(Dataset records)
[Begin]
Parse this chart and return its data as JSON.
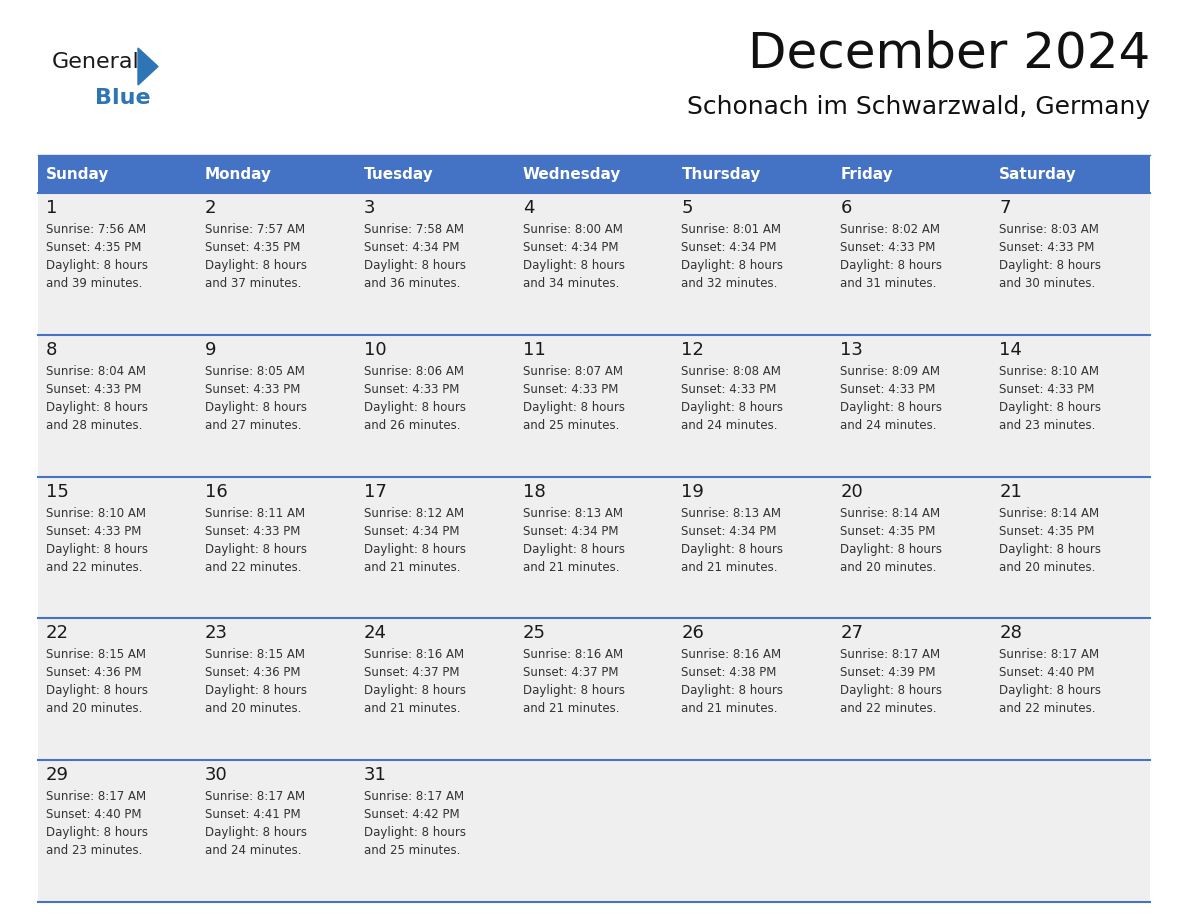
{
  "title": "December 2024",
  "subtitle": "Schonach im Schwarzwald, Germany",
  "header_color": "#4472C4",
  "header_text_color": "#FFFFFF",
  "bg_color": "#FFFFFF",
  "row_bg_color": "#EFEFEF",
  "border_color": "#4472C4",
  "days_of_week": [
    "Sunday",
    "Monday",
    "Tuesday",
    "Wednesday",
    "Thursday",
    "Friday",
    "Saturday"
  ],
  "logo_general_color": "#1a1a1a",
  "logo_blue_color": "#2E75B6",
  "text_color": "#333333",
  "day_num_color": "#1a1a1a",
  "calendar_data": [
    [
      {
        "day": 1,
        "sunrise": "7:56 AM",
        "sunset": "4:35 PM",
        "daylight_hours": 8,
        "daylight_minutes": 39
      },
      {
        "day": 2,
        "sunrise": "7:57 AM",
        "sunset": "4:35 PM",
        "daylight_hours": 8,
        "daylight_minutes": 37
      },
      {
        "day": 3,
        "sunrise": "7:58 AM",
        "sunset": "4:34 PM",
        "daylight_hours": 8,
        "daylight_minutes": 36
      },
      {
        "day": 4,
        "sunrise": "8:00 AM",
        "sunset": "4:34 PM",
        "daylight_hours": 8,
        "daylight_minutes": 34
      },
      {
        "day": 5,
        "sunrise": "8:01 AM",
        "sunset": "4:34 PM",
        "daylight_hours": 8,
        "daylight_minutes": 32
      },
      {
        "day": 6,
        "sunrise": "8:02 AM",
        "sunset": "4:33 PM",
        "daylight_hours": 8,
        "daylight_minutes": 31
      },
      {
        "day": 7,
        "sunrise": "8:03 AM",
        "sunset": "4:33 PM",
        "daylight_hours": 8,
        "daylight_minutes": 30
      }
    ],
    [
      {
        "day": 8,
        "sunrise": "8:04 AM",
        "sunset": "4:33 PM",
        "daylight_hours": 8,
        "daylight_minutes": 28
      },
      {
        "day": 9,
        "sunrise": "8:05 AM",
        "sunset": "4:33 PM",
        "daylight_hours": 8,
        "daylight_minutes": 27
      },
      {
        "day": 10,
        "sunrise": "8:06 AM",
        "sunset": "4:33 PM",
        "daylight_hours": 8,
        "daylight_minutes": 26
      },
      {
        "day": 11,
        "sunrise": "8:07 AM",
        "sunset": "4:33 PM",
        "daylight_hours": 8,
        "daylight_minutes": 25
      },
      {
        "day": 12,
        "sunrise": "8:08 AM",
        "sunset": "4:33 PM",
        "daylight_hours": 8,
        "daylight_minutes": 24
      },
      {
        "day": 13,
        "sunrise": "8:09 AM",
        "sunset": "4:33 PM",
        "daylight_hours": 8,
        "daylight_minutes": 24
      },
      {
        "day": 14,
        "sunrise": "8:10 AM",
        "sunset": "4:33 PM",
        "daylight_hours": 8,
        "daylight_minutes": 23
      }
    ],
    [
      {
        "day": 15,
        "sunrise": "8:10 AM",
        "sunset": "4:33 PM",
        "daylight_hours": 8,
        "daylight_minutes": 22
      },
      {
        "day": 16,
        "sunrise": "8:11 AM",
        "sunset": "4:33 PM",
        "daylight_hours": 8,
        "daylight_minutes": 22
      },
      {
        "day": 17,
        "sunrise": "8:12 AM",
        "sunset": "4:34 PM",
        "daylight_hours": 8,
        "daylight_minutes": 21
      },
      {
        "day": 18,
        "sunrise": "8:13 AM",
        "sunset": "4:34 PM",
        "daylight_hours": 8,
        "daylight_minutes": 21
      },
      {
        "day": 19,
        "sunrise": "8:13 AM",
        "sunset": "4:34 PM",
        "daylight_hours": 8,
        "daylight_minutes": 21
      },
      {
        "day": 20,
        "sunrise": "8:14 AM",
        "sunset": "4:35 PM",
        "daylight_hours": 8,
        "daylight_minutes": 20
      },
      {
        "day": 21,
        "sunrise": "8:14 AM",
        "sunset": "4:35 PM",
        "daylight_hours": 8,
        "daylight_minutes": 20
      }
    ],
    [
      {
        "day": 22,
        "sunrise": "8:15 AM",
        "sunset": "4:36 PM",
        "daylight_hours": 8,
        "daylight_minutes": 20
      },
      {
        "day": 23,
        "sunrise": "8:15 AM",
        "sunset": "4:36 PM",
        "daylight_hours": 8,
        "daylight_minutes": 20
      },
      {
        "day": 24,
        "sunrise": "8:16 AM",
        "sunset": "4:37 PM",
        "daylight_hours": 8,
        "daylight_minutes": 21
      },
      {
        "day": 25,
        "sunrise": "8:16 AM",
        "sunset": "4:37 PM",
        "daylight_hours": 8,
        "daylight_minutes": 21
      },
      {
        "day": 26,
        "sunrise": "8:16 AM",
        "sunset": "4:38 PM",
        "daylight_hours": 8,
        "daylight_minutes": 21
      },
      {
        "day": 27,
        "sunrise": "8:17 AM",
        "sunset": "4:39 PM",
        "daylight_hours": 8,
        "daylight_minutes": 22
      },
      {
        "day": 28,
        "sunrise": "8:17 AM",
        "sunset": "4:40 PM",
        "daylight_hours": 8,
        "daylight_minutes": 22
      }
    ],
    [
      {
        "day": 29,
        "sunrise": "8:17 AM",
        "sunset": "4:40 PM",
        "daylight_hours": 8,
        "daylight_minutes": 23
      },
      {
        "day": 30,
        "sunrise": "8:17 AM",
        "sunset": "4:41 PM",
        "daylight_hours": 8,
        "daylight_minutes": 24
      },
      {
        "day": 31,
        "sunrise": "8:17 AM",
        "sunset": "4:42 PM",
        "daylight_hours": 8,
        "daylight_minutes": 25
      },
      null,
      null,
      null,
      null
    ]
  ]
}
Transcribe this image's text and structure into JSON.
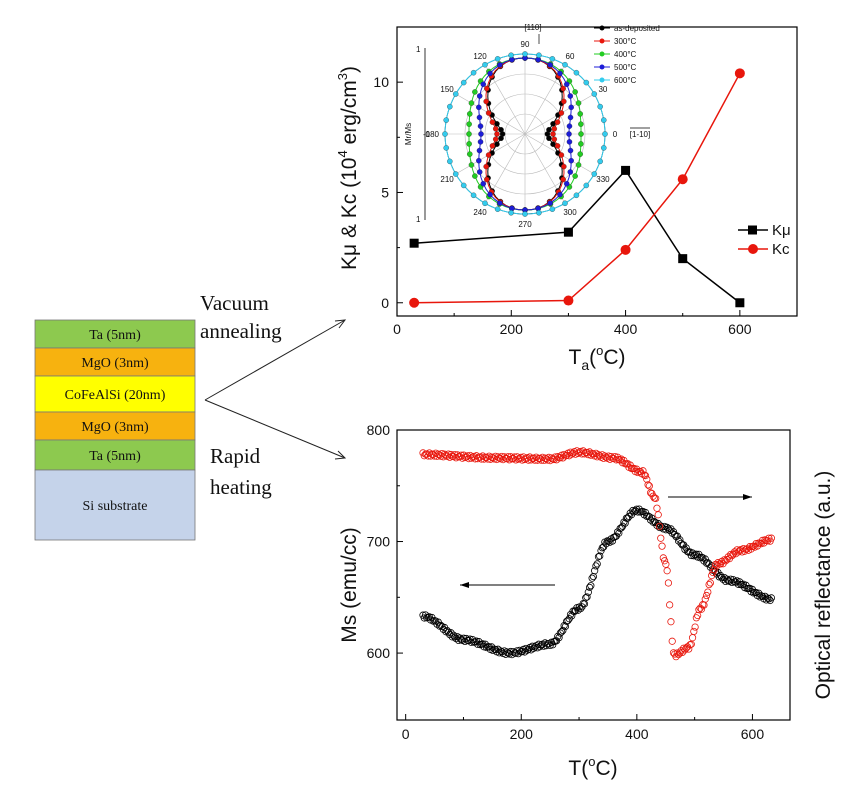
{
  "stack": {
    "layers": [
      {
        "label": "Ta (5nm)",
        "color": "#8dc94f"
      },
      {
        "label": "MgO (3nm)",
        "color": "#f7b20f"
      },
      {
        "label": "CoFeAlSi (20nm)",
        "color": "#ffff00"
      },
      {
        "label": "MgO (3nm)",
        "color": "#f7b20f"
      },
      {
        "label": "Ta (5nm)",
        "color": "#8dc94f"
      },
      {
        "label": "Si substrate",
        "color": "#c5d3ea"
      }
    ]
  },
  "annotations": {
    "vacuum": [
      "Vacuum",
      "annealing"
    ],
    "rapid": [
      "Rapid",
      "heating"
    ]
  },
  "chart_data": [
    {
      "type": "line",
      "x": [
        30,
        300,
        400,
        500,
        600
      ],
      "series": [
        {
          "name": "Kμ",
          "values": [
            2.7,
            3.2,
            6.0,
            2.0,
            0.0
          ],
          "color": "#000000",
          "marker": "square"
        },
        {
          "name": "Kc",
          "values": [
            0.0,
            0.1,
            2.4,
            5.6,
            10.4
          ],
          "color": "#e8160c",
          "marker": "circle"
        }
      ],
      "xlabel": {
        "main": "T",
        "sub": "a",
        "paren": "(",
        "sup": "o",
        "unit": "C)"
      },
      "ylabel": {
        "main": "Kμ & Kc (10",
        "sup": "4",
        "unit": " erg/cm",
        "sup2": "3",
        "end": ")"
      },
      "xlim": [
        0,
        700
      ],
      "ylim": [
        -0.6,
        12.5
      ],
      "xticks": [
        0,
        200,
        400,
        600
      ],
      "yticks": [
        0,
        5,
        10
      ],
      "legend": "center-right",
      "inset": {
        "type": "polar",
        "ylabel": "Mr/Ms",
        "angle_ticks": [
          "0",
          "30",
          "60",
          "90",
          "120",
          "150",
          "180",
          "210",
          "240",
          "270",
          "300",
          "330"
        ],
        "radial_ticks": [
          "0",
          "1",
          "1",
          "1"
        ],
        "dir_labels": [
          "[110]",
          "[1-10]"
        ],
        "series": [
          {
            "name": "as-deposited",
            "color": "#000000",
            "r_easy": 0.28,
            "r_hard": 0.95
          },
          {
            "name": "300°C",
            "color": "#e8160c",
            "r_easy": 0.35,
            "r_hard": 0.95
          },
          {
            "name": "400°C",
            "color": "#22cc22",
            "r_easy": 0.7,
            "r_hard": 0.95
          },
          {
            "name": "500°C",
            "color": "#1c1cd8",
            "r_easy": 0.55,
            "r_hard": 0.95
          },
          {
            "name": "600°C",
            "color": "#33ccee",
            "r_easy": 1.0,
            "r_hard": 1.0
          }
        ]
      }
    },
    {
      "type": "scatter",
      "xlabel": {
        "main": "T(",
        "sup": "o",
        "unit": "C)"
      },
      "ylabel_left": "Ms (emu/cc)",
      "ylabel_right": "Optical reflectance (a.u.)",
      "xlim": [
        -15,
        665
      ],
      "ylim": [
        540,
        800
      ],
      "xticks": [
        0,
        200,
        400,
        600
      ],
      "yticks": [
        600,
        700,
        800
      ],
      "series": [
        {
          "name": "Ms",
          "color": "#000000",
          "axis": "left",
          "keypoints": [
            [
              30,
              633
            ],
            [
              100,
              612
            ],
            [
              180,
              600
            ],
            [
              250,
              608
            ],
            [
              300,
              640
            ],
            [
              350,
              700
            ],
            [
              400,
              728
            ],
            [
              450,
              712
            ],
            [
              500,
              688
            ],
            [
              560,
              665
            ],
            [
              635,
              648
            ]
          ]
        },
        {
          "name": "Optical reflectance",
          "color": "#e8160c",
          "axis": "right",
          "keypoints": [
            [
              30,
              778
            ],
            [
              150,
              775
            ],
            [
              250,
              774
            ],
            [
              300,
              780
            ],
            [
              360,
              775
            ],
            [
              410,
              762
            ],
            [
              430,
              740
            ],
            [
              450,
              680
            ],
            [
              465,
              598
            ],
            [
              490,
              605
            ],
            [
              510,
              640
            ],
            [
              540,
              680
            ],
            [
              580,
              692
            ],
            [
              635,
              702
            ]
          ]
        }
      ],
      "arrows": [
        "left",
        "right"
      ]
    }
  ]
}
[End]
### EXERCISE AIM
Ascertain the number of lines in the entries that include the word "JSON", and report only that number.

### RESPONSE TO THIS TASK
2